- To be done -
How many lines in the records below hold the string "правилу"? Please answer with the number and nothing more.

- Input -
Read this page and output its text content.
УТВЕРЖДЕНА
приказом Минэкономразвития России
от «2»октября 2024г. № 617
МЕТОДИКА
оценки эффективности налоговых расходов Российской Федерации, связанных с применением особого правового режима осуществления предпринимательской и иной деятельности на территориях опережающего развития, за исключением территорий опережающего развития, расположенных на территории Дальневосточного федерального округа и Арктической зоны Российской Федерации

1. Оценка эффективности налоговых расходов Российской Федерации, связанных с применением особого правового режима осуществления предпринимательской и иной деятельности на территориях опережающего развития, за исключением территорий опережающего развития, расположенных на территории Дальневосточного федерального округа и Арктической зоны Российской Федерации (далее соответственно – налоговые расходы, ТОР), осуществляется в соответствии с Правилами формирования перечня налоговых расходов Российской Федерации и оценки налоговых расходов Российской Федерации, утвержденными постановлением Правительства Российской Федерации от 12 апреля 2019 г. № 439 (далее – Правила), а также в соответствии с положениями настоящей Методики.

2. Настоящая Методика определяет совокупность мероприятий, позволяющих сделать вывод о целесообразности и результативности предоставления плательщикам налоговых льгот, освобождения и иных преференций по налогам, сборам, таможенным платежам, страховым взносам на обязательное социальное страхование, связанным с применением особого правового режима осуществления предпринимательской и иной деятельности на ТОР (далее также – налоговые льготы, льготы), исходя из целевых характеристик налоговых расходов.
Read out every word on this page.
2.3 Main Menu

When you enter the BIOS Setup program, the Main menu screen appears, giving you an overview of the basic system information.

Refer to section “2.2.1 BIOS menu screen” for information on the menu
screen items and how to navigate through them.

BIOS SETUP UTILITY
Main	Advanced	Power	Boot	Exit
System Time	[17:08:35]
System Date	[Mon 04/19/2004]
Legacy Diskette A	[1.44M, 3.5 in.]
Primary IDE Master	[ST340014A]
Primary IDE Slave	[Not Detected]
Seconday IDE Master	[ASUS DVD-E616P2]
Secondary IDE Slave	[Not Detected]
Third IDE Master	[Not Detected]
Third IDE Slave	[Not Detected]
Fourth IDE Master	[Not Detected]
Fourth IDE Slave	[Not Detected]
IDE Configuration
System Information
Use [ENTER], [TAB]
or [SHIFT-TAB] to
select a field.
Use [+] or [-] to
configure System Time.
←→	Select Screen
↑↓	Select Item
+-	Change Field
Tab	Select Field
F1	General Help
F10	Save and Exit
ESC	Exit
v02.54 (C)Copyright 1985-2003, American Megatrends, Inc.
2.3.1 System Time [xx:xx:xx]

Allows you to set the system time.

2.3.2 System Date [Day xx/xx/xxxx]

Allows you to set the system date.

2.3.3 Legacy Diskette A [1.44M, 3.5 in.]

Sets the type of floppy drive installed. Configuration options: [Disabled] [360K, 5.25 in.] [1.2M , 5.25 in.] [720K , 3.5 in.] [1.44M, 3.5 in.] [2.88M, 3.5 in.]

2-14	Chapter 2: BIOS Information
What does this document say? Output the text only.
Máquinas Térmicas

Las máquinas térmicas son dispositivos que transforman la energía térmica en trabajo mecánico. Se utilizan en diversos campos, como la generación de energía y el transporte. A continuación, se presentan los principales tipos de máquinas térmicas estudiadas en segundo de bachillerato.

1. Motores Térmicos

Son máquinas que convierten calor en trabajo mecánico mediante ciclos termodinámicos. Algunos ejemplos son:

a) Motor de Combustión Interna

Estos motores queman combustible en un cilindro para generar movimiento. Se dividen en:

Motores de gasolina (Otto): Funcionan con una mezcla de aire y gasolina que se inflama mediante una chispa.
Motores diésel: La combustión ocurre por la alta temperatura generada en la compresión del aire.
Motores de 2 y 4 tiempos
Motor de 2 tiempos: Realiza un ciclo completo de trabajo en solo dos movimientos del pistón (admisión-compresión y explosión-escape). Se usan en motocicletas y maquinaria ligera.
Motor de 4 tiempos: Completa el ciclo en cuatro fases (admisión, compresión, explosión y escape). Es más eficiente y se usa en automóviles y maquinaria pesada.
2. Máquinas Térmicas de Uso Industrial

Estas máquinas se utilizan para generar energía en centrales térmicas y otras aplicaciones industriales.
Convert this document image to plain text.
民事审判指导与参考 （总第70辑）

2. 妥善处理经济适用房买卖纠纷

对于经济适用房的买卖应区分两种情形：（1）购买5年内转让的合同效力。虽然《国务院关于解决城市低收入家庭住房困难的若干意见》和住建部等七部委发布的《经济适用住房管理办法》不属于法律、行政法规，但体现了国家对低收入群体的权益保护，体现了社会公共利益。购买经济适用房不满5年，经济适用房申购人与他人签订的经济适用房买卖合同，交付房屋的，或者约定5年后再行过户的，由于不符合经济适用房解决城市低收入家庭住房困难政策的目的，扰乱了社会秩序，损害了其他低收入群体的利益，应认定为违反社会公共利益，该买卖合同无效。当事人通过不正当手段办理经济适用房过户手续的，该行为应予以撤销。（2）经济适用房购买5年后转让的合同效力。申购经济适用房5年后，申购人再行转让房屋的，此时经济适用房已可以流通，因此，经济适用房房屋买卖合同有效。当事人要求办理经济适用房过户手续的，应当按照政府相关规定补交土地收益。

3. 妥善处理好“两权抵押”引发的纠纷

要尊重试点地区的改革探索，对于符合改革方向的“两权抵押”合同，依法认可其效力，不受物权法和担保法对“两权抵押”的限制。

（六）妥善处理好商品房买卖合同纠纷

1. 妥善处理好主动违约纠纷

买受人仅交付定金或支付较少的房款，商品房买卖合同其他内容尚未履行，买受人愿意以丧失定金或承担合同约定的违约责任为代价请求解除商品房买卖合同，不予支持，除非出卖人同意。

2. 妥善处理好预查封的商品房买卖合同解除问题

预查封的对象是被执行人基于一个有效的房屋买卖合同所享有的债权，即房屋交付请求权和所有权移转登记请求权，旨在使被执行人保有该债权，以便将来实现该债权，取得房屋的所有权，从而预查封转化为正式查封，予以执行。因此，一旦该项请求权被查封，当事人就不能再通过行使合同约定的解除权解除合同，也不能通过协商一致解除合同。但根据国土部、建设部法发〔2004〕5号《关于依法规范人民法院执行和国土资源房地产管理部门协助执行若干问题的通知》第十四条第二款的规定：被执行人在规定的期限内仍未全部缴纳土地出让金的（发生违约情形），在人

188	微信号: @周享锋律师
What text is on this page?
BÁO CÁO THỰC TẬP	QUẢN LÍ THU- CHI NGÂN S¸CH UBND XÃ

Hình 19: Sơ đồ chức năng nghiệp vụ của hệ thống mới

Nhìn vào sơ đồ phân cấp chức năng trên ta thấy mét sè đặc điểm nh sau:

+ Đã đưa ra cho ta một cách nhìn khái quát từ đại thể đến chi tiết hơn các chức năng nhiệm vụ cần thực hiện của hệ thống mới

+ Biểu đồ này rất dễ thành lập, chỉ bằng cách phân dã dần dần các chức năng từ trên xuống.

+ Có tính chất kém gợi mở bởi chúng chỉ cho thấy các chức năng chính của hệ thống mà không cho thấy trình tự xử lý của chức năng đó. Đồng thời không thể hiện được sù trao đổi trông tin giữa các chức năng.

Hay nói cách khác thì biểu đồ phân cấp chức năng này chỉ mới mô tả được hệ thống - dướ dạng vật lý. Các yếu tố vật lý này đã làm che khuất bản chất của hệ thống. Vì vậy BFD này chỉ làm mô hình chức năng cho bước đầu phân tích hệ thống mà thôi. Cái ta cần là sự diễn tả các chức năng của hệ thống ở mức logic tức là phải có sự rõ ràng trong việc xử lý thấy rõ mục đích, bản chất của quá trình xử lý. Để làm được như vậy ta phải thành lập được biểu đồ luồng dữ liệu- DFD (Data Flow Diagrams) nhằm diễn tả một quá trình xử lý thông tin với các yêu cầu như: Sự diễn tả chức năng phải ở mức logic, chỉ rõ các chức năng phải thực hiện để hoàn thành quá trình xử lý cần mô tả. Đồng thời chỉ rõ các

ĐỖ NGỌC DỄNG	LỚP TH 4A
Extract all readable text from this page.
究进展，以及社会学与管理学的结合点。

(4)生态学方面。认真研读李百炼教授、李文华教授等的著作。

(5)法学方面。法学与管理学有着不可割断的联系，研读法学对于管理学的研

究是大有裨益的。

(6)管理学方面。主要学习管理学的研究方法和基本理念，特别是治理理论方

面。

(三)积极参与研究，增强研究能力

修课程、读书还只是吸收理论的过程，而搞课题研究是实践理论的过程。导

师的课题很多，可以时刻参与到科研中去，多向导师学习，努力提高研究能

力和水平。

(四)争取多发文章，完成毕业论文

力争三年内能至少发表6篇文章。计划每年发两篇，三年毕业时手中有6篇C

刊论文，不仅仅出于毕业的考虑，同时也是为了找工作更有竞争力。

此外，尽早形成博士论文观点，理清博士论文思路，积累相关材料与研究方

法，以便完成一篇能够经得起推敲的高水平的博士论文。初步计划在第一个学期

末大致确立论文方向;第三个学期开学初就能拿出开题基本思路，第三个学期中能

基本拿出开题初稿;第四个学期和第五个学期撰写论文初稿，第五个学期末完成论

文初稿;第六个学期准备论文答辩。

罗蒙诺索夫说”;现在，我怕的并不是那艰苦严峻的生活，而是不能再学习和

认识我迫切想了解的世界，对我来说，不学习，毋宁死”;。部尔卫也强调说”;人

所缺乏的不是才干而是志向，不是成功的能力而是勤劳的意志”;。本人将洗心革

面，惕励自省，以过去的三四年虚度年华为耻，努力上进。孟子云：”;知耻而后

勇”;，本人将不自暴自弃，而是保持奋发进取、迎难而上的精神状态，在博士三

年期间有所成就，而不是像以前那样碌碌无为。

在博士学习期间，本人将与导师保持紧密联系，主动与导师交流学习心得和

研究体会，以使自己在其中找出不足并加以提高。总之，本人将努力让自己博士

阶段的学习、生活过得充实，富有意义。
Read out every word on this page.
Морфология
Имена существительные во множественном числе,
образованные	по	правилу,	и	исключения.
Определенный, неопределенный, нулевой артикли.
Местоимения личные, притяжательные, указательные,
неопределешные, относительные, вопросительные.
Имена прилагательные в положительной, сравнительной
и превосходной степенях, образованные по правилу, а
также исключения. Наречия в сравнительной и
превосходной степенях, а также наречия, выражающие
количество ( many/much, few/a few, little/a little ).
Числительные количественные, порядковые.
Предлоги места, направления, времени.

- Written solution -
2